--- begin AVAILABLE DATA ---

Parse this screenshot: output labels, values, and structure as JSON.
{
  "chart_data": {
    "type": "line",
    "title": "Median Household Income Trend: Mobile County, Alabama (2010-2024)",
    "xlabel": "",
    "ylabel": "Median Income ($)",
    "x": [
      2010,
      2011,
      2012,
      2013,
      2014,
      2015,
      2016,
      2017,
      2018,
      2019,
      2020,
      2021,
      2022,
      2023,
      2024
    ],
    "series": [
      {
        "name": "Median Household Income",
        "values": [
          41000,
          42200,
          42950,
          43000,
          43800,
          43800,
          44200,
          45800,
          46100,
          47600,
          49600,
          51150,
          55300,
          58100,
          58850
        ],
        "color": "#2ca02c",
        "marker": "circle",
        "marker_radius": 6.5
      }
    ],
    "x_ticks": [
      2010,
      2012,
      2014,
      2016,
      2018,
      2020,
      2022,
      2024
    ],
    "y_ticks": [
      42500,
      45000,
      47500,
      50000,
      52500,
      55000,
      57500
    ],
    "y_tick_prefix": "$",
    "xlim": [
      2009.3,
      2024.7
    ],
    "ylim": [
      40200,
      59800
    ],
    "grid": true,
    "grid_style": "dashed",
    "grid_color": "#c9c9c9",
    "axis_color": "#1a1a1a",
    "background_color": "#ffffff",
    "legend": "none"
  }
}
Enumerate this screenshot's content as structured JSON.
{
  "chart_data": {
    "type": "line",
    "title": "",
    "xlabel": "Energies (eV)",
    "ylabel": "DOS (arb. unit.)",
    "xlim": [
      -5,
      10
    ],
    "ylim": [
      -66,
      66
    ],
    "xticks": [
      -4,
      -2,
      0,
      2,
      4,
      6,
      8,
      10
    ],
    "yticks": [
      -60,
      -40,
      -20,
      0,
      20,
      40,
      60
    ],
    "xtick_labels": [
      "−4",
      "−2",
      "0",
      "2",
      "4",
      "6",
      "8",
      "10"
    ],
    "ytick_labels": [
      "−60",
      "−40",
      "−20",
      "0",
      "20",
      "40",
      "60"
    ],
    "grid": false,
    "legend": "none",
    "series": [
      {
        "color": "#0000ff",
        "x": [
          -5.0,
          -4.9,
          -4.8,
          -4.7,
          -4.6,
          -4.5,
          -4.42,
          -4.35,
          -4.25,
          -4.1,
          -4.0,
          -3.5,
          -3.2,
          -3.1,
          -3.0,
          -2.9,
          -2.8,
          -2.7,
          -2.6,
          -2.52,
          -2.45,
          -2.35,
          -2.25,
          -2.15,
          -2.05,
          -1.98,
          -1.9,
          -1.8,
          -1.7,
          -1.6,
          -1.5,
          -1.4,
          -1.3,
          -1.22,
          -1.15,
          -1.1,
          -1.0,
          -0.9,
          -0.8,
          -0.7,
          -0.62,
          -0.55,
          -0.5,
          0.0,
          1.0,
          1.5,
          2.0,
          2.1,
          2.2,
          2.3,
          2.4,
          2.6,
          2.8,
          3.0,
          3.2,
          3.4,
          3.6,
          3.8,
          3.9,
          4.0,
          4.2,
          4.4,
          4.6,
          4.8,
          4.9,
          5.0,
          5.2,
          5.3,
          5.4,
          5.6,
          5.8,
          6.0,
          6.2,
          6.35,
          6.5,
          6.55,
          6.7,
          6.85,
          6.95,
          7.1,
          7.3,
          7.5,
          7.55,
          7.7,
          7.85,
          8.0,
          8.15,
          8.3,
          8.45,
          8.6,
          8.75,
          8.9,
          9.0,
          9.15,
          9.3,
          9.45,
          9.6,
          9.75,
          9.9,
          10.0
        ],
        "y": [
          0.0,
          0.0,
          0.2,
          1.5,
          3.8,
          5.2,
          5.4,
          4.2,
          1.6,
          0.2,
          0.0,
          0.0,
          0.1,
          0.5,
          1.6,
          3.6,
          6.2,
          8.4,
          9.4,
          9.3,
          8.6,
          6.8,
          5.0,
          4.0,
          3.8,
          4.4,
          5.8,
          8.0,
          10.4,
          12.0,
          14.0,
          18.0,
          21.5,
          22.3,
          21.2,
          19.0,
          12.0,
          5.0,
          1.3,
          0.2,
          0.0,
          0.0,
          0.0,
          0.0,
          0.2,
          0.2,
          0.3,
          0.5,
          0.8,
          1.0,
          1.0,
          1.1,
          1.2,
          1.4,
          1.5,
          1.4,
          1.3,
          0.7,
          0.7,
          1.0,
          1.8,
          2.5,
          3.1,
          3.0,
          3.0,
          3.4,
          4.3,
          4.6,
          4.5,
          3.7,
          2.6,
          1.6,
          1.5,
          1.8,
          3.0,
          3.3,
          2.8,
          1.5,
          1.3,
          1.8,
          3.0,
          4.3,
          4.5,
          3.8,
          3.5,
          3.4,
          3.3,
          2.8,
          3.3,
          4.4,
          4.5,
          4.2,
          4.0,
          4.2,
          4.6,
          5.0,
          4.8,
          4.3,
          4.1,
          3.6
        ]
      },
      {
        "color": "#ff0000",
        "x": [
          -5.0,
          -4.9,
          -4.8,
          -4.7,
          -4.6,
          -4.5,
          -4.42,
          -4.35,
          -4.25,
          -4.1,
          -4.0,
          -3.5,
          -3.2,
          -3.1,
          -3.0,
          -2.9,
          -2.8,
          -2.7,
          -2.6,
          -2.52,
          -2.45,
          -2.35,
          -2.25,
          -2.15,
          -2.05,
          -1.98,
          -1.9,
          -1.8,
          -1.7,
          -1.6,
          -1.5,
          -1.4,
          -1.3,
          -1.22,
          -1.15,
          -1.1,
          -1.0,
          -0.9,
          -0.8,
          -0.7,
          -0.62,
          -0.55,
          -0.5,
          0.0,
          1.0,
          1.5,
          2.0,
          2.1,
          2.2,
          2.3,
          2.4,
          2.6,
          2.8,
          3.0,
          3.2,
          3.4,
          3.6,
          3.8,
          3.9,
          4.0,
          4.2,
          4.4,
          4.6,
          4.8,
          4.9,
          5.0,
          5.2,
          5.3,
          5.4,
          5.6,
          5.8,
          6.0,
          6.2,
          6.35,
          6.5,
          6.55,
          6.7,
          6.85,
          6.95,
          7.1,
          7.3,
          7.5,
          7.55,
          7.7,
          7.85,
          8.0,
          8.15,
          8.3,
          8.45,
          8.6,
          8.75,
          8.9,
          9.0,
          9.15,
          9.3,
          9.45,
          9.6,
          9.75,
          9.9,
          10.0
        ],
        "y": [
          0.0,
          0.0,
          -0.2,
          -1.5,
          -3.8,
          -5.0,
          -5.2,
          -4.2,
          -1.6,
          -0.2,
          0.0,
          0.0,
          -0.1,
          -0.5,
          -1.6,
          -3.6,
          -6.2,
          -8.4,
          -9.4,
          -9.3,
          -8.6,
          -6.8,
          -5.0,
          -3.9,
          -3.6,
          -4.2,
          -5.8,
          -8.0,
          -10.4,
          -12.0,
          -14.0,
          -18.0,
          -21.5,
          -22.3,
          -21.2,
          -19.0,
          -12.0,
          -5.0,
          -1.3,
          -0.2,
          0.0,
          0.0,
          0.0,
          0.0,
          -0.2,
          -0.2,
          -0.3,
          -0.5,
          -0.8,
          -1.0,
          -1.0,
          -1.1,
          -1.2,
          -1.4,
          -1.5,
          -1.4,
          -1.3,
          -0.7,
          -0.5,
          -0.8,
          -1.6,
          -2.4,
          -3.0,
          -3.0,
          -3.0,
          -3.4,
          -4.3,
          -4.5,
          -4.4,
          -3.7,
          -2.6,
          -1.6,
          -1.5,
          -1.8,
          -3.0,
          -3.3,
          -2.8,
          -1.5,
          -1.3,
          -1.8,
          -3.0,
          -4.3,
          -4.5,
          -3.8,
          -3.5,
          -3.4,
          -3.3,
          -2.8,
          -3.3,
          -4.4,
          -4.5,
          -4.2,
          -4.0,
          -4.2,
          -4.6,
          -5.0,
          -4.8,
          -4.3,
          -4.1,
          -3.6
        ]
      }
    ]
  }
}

--- end AVAILABLE DATA ---
--- begin AVAILABLE DATA ---

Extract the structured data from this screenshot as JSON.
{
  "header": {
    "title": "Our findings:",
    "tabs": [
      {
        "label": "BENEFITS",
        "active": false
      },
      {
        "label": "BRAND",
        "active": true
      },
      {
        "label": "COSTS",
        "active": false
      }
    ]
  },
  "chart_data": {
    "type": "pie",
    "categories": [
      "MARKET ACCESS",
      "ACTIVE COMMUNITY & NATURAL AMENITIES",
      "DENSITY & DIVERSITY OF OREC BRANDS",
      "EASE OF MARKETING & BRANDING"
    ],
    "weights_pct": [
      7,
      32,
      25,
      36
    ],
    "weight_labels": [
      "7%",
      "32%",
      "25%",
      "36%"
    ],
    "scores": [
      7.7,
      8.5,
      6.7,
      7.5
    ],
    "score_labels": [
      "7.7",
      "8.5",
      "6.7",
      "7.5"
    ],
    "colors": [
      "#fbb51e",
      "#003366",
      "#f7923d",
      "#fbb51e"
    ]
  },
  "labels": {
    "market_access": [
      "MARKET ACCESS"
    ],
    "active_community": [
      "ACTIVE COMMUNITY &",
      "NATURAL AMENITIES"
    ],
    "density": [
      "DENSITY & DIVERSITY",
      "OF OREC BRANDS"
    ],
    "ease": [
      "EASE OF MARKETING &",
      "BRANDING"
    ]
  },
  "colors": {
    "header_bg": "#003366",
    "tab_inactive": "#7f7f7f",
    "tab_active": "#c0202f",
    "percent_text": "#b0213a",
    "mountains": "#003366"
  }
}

--- end AVAILABLE DATA ---

* WORK REQUIRED *
The answer is a single number: how many lines include the word "AMENITIES"?

* SOLUTION BELOW *
2